Dataset excerpts
***
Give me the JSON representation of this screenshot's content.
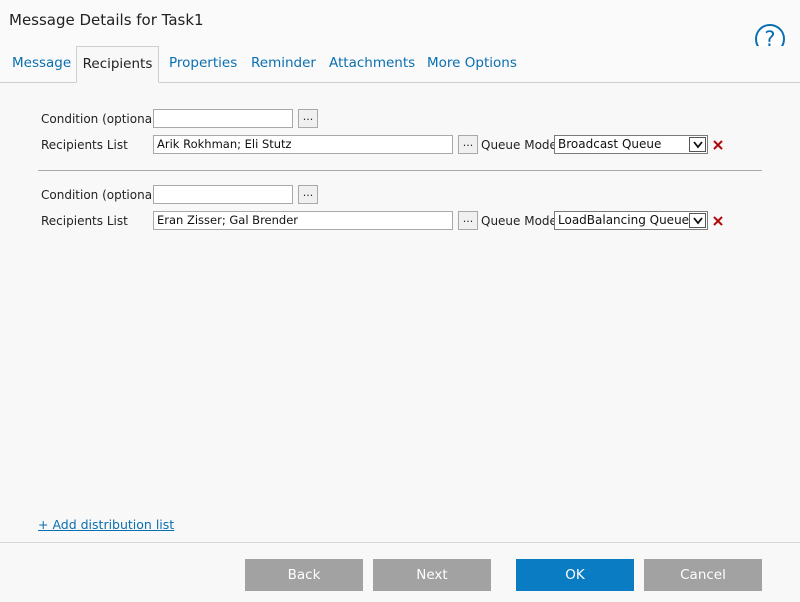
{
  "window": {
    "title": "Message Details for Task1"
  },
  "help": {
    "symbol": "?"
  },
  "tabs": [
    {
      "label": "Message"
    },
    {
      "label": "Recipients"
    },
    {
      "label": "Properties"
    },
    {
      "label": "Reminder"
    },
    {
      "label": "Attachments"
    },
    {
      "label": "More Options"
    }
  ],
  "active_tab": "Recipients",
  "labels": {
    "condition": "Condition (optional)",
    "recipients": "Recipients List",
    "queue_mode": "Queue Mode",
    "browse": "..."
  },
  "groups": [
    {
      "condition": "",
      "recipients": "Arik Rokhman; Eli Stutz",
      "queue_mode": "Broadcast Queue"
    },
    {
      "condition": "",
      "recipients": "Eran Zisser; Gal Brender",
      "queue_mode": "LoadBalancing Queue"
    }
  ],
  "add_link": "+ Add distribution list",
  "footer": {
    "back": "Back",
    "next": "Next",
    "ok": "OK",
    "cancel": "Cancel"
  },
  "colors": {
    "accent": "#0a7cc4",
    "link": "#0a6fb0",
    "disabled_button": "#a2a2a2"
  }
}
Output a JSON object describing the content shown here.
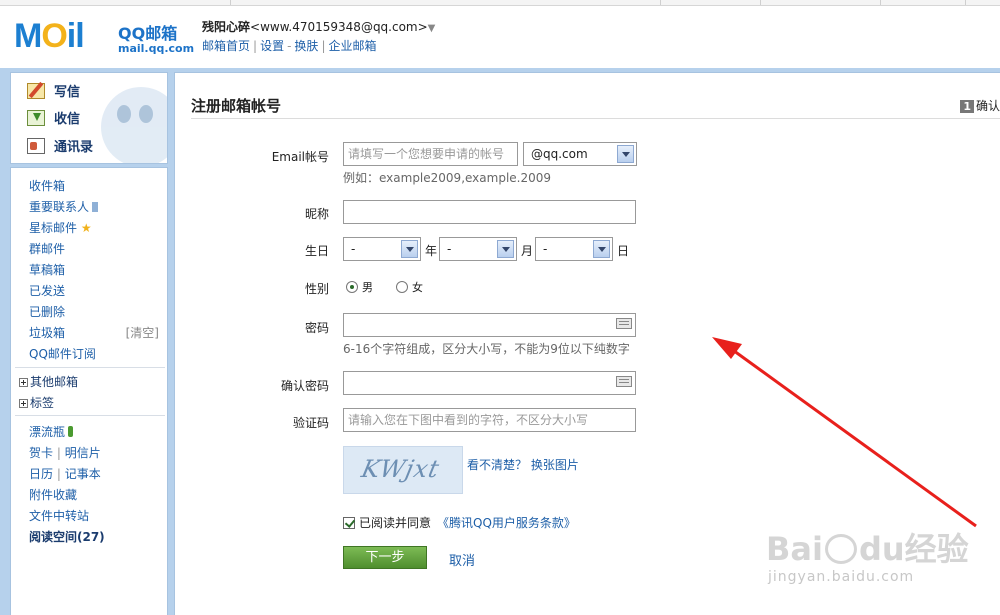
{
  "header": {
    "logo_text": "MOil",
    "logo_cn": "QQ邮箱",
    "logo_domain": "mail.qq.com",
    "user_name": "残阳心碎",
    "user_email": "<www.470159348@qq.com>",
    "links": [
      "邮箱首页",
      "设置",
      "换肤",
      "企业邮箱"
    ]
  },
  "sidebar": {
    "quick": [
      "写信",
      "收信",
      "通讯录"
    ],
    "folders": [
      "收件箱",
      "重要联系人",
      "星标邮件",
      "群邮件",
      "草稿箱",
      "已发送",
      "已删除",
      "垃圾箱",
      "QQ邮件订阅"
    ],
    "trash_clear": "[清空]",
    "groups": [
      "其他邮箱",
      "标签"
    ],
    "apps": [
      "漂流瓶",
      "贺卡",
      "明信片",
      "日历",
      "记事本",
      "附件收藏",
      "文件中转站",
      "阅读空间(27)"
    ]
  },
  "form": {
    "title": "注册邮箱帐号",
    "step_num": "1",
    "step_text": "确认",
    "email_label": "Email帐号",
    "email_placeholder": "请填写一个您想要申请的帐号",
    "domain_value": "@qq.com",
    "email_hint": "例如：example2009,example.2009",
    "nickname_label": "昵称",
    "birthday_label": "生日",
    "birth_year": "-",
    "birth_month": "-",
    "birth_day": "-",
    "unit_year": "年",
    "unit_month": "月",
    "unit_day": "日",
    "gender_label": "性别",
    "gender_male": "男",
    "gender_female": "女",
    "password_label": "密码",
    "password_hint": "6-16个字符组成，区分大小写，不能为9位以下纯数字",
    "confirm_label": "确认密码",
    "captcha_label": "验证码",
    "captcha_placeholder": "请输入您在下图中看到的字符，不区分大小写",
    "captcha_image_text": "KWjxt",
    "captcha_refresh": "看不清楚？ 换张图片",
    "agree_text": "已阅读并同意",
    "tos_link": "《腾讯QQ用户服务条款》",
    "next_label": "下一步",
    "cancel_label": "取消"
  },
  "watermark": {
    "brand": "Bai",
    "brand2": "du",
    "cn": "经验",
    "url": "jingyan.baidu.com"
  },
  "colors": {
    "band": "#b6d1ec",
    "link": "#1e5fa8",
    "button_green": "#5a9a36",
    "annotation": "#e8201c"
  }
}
***
▸ Work required
Find all lines with "Message" in them and copy each one.

▸ Solution to this exercise
    "title": "Message Details for Task1"
      "label": "Message"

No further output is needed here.